## Texte à lire:
------------------------------------------------

Une baisse d’acuité visuelle sévère et rapide apparaît quand la néovascularisation est au centre de la rétine.


Traitement

Le traitement de la néovascularisation choroïdienne, qui n’atteint pas la rétine centrale, repose sur la photocoagulation au laser. Une néovascularisation au centre de la rétine peut être traitée par photothérapie dynamique.




OCCLUSION DE L’ARTERE CENTRALE DE LA RETINE


Physiopathologie

La vascularisation de la rétine est assurée par un double réseau artériel :

Le réseau choroïdien, profond, qui vascularise les photorécepteurs (cônes et bâtonnets), ainsi que l'épithélium pigmentaire. Ce réseau vasculaire est issu des artères ciliaires postérieures, elles même nées de l'artère ophtalmique.
Le réseau rétinien superficiel, qui vascularise les fibres nerveuses, les cellules ganglionnaires, et les cellules bipolaires.
Il existe par ailleurs, chez environ 20% des individus, une artère supplémentaire : l'artère cilio-rétinienne, qui vascularise une région temporo-papillaire plus ou moins étendue, et parfois même la macula (dans environ un cas sur deux). L'occusion de l'artère centrale de la rétine (par embolie ou thrombose) entraîne une interruption brutale du flux sanguin, donc une ischémie rétinienne qui aboutit en moins de 90 minutes à des lésions rétiniennes irréversibles aboutissant souvent à une baisse d'acuité visuelle profonde et définitive : c'est un infarctus de l'œil, et comme dans le cœur, le réseau artériel rétinien est terminal.

------------------------------------------------

## Consigne:
Selon le texte à lire, en combien de temps l'ischémie due à l'occlusion de l'artère centrale de la rétine entraîne-t-elle des lésions rétiniennes irréversibles ?

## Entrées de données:

------------------------------------------------

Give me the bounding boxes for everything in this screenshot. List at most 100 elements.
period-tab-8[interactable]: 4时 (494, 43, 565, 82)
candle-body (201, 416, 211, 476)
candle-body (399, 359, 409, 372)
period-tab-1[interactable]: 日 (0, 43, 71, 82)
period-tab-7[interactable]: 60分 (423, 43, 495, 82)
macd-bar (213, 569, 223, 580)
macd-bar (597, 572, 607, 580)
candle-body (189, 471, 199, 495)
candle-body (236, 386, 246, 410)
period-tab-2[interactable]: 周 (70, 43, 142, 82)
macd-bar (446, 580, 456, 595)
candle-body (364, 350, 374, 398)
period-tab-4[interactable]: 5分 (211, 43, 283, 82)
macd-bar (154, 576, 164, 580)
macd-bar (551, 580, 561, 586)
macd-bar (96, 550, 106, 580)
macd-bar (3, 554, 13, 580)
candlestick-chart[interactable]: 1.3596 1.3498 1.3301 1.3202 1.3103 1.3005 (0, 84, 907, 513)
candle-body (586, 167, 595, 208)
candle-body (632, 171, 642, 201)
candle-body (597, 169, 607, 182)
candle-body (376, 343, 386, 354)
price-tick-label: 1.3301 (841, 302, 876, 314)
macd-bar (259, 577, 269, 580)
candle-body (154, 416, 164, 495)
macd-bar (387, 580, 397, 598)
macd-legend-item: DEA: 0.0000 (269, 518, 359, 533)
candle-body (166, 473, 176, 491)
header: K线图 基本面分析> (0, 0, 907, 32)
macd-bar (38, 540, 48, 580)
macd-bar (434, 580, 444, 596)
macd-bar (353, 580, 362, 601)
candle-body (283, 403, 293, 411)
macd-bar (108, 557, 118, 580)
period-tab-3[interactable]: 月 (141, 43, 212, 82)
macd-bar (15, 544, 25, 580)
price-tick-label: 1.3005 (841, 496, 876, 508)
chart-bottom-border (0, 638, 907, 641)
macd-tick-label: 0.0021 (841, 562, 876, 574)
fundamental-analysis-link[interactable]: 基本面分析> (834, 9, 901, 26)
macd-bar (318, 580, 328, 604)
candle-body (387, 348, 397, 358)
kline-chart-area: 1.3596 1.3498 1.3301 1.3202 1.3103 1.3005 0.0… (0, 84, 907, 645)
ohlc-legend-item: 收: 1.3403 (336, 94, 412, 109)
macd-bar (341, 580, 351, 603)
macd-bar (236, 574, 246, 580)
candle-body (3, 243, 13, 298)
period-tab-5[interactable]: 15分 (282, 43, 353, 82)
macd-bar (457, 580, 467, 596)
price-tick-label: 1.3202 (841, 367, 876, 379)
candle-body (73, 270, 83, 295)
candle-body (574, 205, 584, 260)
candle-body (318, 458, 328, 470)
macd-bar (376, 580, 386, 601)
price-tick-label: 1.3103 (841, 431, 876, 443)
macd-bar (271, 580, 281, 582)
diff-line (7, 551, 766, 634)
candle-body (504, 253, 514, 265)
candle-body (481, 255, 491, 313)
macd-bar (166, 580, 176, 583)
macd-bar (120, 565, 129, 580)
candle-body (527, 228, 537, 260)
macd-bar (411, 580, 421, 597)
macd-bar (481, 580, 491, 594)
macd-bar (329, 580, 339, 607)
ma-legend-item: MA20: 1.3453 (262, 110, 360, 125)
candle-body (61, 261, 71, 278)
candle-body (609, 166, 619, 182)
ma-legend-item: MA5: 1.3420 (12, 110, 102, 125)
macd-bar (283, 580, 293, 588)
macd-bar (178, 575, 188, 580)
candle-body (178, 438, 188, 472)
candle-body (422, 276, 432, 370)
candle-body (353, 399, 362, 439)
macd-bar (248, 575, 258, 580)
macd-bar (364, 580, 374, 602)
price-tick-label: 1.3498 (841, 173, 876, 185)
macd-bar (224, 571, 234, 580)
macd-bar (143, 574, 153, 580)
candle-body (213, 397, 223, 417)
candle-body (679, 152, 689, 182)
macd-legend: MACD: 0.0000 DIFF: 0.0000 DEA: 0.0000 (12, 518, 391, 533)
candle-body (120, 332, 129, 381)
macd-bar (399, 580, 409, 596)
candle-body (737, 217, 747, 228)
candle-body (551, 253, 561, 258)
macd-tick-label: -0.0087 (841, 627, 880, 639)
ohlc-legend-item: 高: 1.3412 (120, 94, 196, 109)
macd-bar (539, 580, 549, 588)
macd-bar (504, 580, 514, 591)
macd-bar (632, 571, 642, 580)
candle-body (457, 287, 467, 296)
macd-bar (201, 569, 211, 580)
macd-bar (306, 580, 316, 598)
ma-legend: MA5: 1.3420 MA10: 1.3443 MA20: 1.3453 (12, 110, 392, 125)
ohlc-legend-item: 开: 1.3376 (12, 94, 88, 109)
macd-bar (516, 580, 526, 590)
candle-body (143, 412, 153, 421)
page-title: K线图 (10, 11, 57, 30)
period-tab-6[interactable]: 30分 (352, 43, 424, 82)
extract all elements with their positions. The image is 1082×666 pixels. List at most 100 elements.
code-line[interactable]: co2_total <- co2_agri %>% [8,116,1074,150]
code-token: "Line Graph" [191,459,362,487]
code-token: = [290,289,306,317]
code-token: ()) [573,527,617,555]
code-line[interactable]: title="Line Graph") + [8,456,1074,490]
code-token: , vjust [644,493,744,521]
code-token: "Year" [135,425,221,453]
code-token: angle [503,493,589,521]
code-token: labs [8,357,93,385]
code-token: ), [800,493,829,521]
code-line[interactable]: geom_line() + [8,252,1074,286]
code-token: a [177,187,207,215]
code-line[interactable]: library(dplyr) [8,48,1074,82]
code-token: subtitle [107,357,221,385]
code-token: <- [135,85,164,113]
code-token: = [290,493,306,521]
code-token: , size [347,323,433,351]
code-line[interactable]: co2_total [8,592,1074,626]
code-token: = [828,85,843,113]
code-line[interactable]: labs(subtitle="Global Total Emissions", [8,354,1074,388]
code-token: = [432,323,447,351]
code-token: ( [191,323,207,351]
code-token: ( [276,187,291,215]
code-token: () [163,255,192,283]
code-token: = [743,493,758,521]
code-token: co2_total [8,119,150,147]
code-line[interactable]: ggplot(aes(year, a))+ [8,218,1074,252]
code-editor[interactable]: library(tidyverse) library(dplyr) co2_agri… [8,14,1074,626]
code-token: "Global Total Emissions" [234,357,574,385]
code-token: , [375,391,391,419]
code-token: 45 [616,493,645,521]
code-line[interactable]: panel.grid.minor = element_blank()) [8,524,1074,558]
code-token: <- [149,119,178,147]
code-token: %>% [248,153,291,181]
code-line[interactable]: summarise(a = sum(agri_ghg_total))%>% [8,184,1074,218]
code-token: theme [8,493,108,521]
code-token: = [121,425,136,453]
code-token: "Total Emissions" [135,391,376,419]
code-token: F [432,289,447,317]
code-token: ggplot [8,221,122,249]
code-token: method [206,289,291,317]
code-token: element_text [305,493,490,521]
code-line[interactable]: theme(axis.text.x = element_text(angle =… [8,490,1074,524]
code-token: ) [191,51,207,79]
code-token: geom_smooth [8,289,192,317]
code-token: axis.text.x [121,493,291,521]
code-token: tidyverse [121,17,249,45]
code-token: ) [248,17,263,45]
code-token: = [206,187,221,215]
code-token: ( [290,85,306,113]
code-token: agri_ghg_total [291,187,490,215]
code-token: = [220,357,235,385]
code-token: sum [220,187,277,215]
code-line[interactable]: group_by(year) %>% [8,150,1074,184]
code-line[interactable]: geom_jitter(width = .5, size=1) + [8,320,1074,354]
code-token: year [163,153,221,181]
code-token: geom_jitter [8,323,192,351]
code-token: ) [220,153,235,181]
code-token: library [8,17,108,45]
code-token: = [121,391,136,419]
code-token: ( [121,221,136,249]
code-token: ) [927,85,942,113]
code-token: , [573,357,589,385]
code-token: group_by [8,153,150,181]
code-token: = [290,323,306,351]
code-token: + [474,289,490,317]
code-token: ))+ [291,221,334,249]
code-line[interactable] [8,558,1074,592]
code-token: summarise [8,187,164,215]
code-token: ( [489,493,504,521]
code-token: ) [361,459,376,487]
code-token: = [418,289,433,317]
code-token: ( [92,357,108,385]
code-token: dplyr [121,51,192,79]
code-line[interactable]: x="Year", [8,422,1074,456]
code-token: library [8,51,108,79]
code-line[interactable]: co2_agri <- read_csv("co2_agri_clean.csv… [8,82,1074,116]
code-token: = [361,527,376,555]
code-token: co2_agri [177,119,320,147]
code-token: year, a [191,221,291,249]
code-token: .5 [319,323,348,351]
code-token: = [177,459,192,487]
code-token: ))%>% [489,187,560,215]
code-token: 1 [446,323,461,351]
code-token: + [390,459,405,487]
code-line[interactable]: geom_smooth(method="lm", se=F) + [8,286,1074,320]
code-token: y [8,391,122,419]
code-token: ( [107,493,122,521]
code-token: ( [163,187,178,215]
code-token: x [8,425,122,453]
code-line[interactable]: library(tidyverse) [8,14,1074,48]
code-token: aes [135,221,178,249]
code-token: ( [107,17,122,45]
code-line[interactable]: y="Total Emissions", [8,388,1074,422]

------------------------------------------------

## Réponse:
En moins de 90 minutes.